**INSTRUCTIONS FOR THE TASK:**
In the listing below, find every line with the string "this" and pull it out.

**RECORD EXTRACTS:**
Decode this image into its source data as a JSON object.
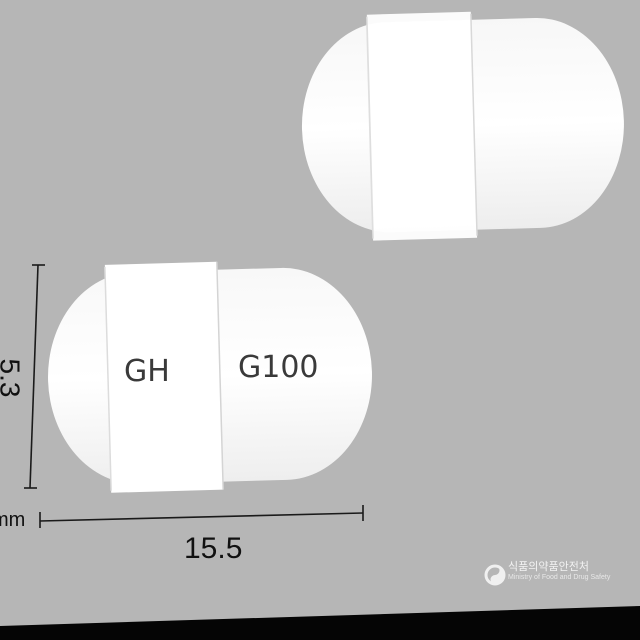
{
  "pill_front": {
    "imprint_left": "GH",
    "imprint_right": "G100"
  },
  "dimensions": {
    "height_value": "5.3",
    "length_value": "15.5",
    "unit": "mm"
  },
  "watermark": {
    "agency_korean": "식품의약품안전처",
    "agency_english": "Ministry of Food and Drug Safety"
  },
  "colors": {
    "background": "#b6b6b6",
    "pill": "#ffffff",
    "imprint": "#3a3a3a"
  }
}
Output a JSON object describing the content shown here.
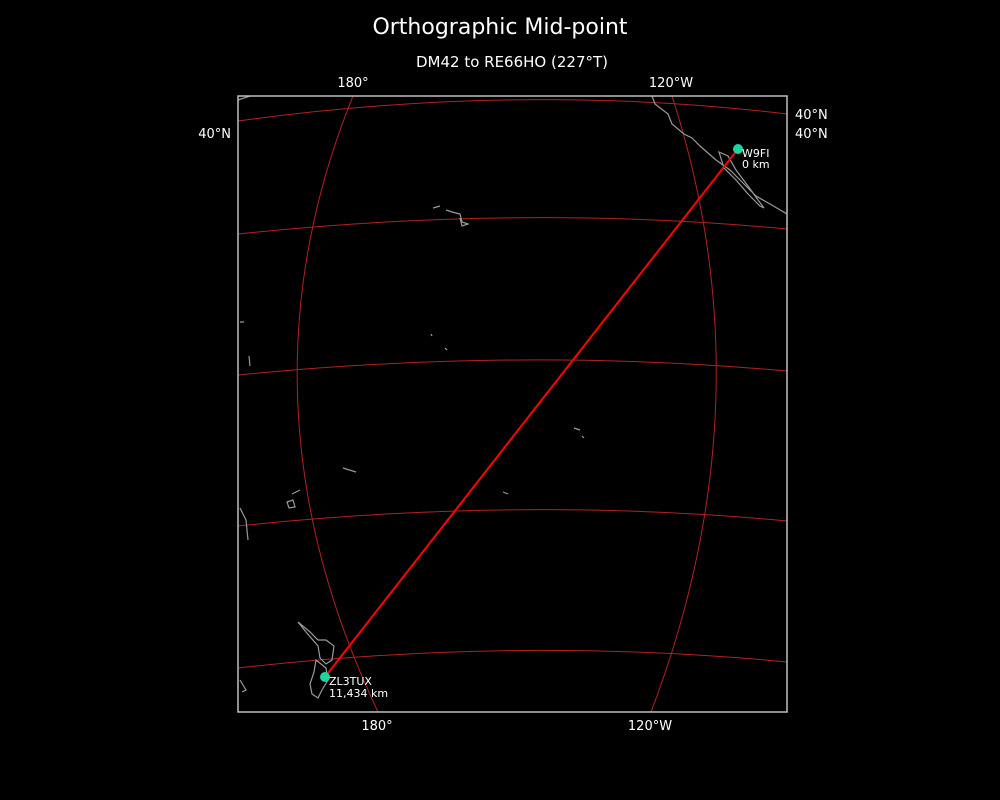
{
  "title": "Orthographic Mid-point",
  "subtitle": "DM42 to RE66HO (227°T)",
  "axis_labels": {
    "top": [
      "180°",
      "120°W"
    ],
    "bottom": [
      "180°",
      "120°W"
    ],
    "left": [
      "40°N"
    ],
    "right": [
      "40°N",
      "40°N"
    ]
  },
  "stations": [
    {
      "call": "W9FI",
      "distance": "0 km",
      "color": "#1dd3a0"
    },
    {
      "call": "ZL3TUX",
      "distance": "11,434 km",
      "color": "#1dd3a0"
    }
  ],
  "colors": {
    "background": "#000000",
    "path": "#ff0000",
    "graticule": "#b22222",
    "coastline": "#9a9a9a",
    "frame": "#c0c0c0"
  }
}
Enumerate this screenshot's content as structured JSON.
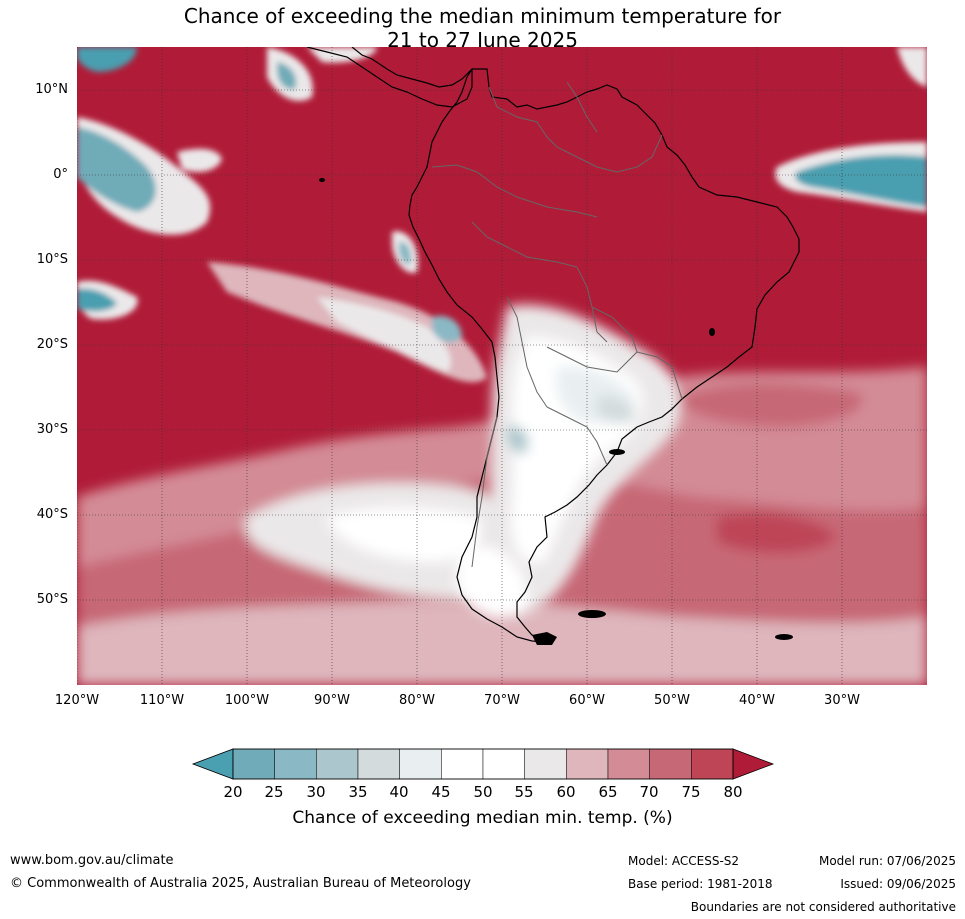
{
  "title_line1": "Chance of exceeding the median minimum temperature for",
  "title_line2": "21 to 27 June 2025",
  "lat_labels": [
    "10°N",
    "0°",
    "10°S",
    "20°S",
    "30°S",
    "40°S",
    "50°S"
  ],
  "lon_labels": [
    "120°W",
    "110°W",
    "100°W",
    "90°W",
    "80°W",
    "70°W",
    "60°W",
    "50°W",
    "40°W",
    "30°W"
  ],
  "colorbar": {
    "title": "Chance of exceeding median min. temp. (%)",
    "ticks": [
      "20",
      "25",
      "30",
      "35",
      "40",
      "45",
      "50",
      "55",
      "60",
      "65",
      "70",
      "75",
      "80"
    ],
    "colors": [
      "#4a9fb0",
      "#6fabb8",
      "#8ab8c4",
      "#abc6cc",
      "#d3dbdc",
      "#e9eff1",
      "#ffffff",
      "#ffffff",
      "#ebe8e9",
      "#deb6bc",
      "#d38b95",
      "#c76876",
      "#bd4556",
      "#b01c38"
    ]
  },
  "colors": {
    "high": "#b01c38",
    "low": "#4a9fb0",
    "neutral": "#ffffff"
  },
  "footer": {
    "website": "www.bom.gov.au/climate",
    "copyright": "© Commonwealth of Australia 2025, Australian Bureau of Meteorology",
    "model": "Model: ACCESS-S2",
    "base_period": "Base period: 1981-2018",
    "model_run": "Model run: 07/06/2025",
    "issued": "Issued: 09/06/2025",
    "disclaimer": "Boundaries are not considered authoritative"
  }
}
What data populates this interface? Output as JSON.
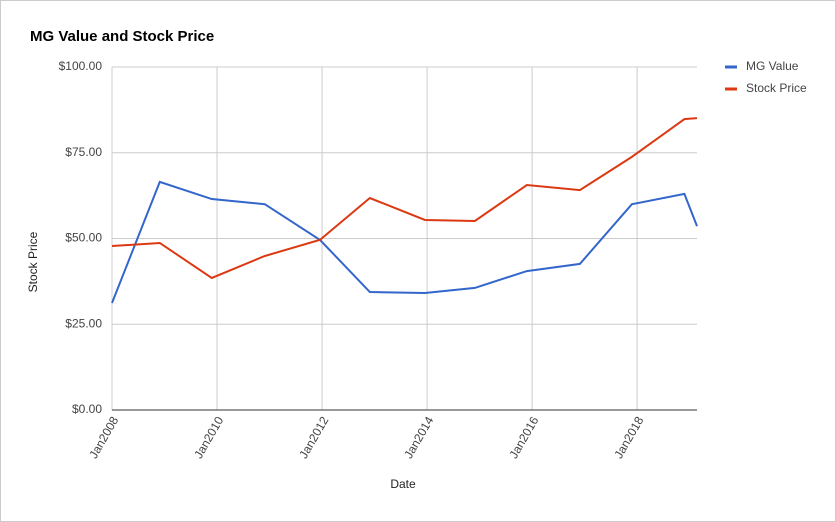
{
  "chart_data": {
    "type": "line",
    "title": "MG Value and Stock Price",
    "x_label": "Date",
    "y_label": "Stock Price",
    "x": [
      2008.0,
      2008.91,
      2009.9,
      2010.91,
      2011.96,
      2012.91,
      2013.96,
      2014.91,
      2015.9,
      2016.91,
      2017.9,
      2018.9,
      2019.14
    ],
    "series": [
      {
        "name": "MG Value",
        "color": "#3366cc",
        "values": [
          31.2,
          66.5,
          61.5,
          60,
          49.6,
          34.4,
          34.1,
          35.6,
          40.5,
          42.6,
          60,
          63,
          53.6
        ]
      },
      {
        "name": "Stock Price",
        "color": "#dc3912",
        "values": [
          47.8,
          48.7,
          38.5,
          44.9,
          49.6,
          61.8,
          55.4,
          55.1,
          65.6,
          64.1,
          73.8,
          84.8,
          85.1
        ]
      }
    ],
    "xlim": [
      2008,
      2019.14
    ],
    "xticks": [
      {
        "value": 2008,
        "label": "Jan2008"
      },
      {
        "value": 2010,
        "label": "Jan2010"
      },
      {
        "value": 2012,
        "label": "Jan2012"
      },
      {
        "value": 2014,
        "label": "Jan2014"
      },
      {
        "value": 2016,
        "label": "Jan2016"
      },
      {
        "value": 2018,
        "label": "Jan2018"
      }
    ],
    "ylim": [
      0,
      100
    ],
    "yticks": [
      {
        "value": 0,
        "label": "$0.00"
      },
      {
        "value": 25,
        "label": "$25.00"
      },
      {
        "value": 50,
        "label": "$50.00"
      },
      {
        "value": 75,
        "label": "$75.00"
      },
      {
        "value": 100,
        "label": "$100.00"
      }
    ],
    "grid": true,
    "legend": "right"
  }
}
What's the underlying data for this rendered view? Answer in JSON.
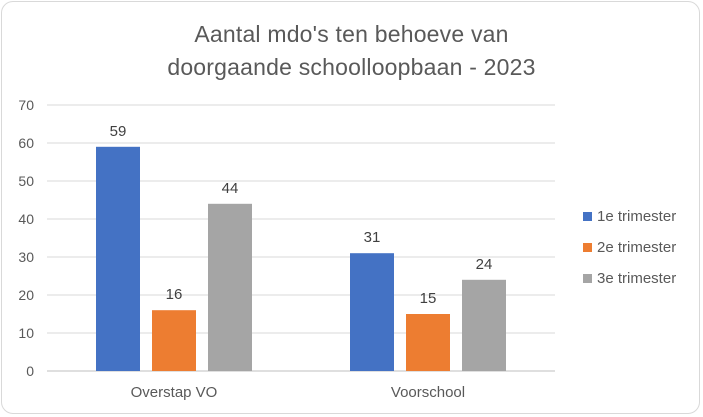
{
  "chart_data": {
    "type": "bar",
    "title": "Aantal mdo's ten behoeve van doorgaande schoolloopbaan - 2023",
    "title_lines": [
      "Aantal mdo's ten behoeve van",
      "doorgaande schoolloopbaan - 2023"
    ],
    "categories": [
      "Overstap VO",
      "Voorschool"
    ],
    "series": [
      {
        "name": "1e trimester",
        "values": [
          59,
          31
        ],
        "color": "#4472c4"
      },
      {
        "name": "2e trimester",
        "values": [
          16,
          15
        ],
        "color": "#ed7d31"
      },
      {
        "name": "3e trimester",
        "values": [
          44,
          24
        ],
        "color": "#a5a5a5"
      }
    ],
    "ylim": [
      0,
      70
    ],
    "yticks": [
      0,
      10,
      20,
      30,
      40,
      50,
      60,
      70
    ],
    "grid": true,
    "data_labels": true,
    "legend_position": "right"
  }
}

**SOLUTION:**
Decode this image into its source data as a JSON object.
Enumerate this screenshot's content as structured JSON.
What data populates this interface? Output as JSON.
What's the underlying data for this rendered view? Answer in JSON.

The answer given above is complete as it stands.